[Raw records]

○ ○ ○ ○ ○ ○ ○

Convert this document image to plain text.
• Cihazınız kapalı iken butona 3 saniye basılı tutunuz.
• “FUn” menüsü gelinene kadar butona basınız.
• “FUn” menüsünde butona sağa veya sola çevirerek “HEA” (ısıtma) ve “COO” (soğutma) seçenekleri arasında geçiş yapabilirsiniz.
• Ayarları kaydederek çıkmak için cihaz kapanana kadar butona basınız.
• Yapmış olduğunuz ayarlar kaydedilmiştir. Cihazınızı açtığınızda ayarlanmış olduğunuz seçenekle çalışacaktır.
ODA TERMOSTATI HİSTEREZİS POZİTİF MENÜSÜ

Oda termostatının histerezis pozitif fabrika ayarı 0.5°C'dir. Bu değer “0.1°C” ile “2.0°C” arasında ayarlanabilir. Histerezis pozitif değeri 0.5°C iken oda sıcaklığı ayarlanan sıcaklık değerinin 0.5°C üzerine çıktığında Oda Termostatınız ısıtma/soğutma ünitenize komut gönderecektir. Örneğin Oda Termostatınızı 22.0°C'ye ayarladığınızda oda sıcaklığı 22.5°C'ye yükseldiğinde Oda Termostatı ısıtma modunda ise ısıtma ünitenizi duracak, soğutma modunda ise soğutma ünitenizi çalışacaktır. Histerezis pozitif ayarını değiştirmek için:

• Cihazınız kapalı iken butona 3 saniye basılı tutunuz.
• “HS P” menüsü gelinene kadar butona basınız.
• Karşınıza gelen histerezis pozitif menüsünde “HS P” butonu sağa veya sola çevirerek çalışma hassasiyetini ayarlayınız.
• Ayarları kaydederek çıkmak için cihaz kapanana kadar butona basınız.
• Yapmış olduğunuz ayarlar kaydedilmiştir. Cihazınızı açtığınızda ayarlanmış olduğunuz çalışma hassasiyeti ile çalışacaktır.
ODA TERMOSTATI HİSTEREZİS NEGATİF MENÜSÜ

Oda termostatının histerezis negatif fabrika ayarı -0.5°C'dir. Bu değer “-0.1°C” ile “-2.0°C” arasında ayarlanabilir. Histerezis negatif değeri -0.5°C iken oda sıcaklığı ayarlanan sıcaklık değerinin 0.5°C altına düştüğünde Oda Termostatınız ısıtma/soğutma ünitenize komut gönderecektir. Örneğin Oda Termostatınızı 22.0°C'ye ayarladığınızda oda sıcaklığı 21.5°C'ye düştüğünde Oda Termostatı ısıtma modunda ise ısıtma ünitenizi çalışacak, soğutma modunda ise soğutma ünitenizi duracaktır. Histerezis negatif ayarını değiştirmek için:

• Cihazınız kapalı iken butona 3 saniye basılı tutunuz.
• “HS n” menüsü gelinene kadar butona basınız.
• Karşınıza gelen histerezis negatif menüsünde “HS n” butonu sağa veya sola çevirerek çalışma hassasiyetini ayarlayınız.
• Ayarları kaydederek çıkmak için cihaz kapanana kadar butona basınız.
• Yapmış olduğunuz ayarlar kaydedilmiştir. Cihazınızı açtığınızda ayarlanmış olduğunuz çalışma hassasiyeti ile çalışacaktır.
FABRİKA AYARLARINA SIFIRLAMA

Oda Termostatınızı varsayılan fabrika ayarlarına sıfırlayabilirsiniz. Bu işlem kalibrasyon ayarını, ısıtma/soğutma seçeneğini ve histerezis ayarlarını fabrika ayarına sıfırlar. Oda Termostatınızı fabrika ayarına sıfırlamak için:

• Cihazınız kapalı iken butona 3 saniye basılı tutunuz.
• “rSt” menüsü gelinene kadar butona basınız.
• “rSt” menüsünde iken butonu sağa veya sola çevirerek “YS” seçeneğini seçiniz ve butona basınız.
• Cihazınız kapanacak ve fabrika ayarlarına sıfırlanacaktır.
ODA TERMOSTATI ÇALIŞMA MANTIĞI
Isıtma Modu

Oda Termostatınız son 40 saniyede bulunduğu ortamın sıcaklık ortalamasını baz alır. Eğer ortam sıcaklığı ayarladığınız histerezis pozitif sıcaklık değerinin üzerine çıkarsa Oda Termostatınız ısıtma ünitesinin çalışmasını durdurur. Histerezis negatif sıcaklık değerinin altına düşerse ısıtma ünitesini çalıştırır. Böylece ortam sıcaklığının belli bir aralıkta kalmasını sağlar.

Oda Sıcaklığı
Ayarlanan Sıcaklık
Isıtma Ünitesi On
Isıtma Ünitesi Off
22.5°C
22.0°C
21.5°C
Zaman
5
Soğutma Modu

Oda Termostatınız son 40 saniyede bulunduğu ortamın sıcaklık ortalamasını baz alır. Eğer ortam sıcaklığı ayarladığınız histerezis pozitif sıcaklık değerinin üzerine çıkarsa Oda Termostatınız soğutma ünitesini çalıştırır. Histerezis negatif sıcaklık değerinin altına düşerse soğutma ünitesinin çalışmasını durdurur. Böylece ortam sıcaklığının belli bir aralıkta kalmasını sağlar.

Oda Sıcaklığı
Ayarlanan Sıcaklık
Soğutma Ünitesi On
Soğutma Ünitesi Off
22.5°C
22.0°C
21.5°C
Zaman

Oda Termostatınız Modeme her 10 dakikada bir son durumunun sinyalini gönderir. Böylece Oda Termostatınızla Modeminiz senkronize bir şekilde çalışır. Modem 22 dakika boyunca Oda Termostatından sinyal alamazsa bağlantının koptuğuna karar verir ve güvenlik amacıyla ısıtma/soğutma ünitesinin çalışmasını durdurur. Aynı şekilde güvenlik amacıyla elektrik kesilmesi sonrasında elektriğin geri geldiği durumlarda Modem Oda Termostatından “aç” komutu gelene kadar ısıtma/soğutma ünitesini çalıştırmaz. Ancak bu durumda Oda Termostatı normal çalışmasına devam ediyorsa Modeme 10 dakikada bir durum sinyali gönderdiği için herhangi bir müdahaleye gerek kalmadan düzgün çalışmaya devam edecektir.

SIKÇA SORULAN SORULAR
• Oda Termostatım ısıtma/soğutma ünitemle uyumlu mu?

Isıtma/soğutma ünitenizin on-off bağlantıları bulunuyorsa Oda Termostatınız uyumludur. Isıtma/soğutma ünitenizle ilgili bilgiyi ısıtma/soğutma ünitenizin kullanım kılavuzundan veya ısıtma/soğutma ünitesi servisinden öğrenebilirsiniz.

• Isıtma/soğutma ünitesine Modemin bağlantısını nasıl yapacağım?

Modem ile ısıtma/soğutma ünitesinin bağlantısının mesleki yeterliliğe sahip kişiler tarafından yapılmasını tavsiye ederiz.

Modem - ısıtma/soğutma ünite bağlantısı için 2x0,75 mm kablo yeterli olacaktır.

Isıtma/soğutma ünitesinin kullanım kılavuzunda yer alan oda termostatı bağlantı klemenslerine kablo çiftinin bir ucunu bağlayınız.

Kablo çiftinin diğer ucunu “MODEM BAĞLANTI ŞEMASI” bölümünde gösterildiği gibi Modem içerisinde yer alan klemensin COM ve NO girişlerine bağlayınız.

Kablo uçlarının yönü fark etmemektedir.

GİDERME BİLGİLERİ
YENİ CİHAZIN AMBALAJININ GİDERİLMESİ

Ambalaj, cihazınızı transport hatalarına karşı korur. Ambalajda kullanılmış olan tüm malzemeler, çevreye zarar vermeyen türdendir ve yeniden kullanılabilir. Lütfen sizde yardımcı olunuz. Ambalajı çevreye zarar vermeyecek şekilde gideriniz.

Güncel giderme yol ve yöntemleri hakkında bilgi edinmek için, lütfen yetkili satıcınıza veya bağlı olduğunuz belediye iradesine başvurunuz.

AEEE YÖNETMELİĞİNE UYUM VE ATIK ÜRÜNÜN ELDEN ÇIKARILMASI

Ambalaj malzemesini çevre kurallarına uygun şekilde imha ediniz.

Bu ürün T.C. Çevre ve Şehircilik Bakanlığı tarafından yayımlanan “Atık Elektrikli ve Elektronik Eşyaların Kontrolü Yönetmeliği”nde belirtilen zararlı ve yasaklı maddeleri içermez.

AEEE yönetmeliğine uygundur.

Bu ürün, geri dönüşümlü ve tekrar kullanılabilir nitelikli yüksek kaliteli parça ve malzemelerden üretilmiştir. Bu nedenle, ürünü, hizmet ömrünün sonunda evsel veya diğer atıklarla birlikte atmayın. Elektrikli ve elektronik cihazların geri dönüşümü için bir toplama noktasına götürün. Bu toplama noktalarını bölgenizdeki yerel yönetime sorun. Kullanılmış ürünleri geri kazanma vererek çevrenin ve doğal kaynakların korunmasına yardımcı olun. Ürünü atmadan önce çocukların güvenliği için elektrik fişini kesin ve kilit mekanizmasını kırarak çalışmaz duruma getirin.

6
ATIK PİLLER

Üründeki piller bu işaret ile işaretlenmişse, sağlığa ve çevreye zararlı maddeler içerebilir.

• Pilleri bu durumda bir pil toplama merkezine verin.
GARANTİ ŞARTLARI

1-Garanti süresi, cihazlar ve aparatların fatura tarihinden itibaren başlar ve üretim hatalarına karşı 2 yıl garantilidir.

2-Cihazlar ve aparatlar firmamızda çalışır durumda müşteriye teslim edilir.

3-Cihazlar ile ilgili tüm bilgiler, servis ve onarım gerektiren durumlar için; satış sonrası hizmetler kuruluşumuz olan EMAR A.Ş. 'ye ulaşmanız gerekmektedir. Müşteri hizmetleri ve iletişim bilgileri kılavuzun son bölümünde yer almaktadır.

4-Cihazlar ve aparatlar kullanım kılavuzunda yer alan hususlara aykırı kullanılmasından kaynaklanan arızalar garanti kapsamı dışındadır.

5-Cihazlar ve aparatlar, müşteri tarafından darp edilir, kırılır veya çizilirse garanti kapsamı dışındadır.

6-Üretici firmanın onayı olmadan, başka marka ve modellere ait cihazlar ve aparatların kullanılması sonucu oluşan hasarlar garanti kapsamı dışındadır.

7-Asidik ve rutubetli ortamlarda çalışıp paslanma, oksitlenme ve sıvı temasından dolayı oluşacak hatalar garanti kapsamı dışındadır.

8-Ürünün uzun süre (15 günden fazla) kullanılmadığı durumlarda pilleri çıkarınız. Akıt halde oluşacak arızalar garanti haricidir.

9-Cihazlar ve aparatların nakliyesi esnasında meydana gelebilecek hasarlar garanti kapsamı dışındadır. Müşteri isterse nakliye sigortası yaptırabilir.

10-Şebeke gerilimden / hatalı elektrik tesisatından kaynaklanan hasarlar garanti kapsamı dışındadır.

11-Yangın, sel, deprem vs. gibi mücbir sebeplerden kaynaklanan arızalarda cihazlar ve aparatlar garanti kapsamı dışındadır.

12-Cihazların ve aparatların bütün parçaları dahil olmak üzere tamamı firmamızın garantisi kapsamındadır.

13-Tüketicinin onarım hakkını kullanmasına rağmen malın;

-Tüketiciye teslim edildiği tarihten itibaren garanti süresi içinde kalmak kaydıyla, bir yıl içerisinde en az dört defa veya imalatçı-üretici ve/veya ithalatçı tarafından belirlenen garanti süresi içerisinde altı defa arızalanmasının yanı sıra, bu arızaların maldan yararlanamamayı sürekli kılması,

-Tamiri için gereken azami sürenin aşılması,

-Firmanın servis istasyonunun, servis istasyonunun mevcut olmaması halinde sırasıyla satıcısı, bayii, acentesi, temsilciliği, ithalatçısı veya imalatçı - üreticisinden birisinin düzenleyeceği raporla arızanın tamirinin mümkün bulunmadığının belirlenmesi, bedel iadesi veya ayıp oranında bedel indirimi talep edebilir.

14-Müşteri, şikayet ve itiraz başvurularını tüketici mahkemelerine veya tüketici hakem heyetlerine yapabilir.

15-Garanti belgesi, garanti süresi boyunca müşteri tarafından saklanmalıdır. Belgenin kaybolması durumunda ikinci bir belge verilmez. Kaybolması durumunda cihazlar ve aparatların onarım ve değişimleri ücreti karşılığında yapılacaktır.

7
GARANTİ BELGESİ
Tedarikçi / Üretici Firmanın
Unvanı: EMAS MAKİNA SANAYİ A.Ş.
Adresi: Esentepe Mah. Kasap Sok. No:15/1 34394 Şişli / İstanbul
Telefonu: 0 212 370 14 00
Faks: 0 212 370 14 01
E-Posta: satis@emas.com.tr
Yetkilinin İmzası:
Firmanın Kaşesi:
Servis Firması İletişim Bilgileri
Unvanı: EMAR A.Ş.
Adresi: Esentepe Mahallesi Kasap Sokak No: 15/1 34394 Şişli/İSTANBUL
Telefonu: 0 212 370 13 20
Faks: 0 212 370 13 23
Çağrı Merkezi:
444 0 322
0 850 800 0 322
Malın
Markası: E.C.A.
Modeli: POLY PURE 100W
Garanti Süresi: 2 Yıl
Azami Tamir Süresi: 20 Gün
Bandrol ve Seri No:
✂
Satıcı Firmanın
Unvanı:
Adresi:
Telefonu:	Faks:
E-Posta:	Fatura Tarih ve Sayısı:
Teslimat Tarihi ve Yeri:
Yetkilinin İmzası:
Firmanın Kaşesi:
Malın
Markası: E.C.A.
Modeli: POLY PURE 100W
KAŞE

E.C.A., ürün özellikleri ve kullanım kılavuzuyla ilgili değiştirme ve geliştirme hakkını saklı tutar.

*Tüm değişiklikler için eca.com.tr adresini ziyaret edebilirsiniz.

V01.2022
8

○ ○ ○ ○ ○ ○ ○

Exercise directions:
Return each line of the listing that holds the string "AEEE".

Expected answer:
AEEE YÖNETMELİĞİNE UYUM VE ATIK ÜRÜNÜN ELDEN ÇIKARILMASI
AEEE yönetmeliğine uygundur.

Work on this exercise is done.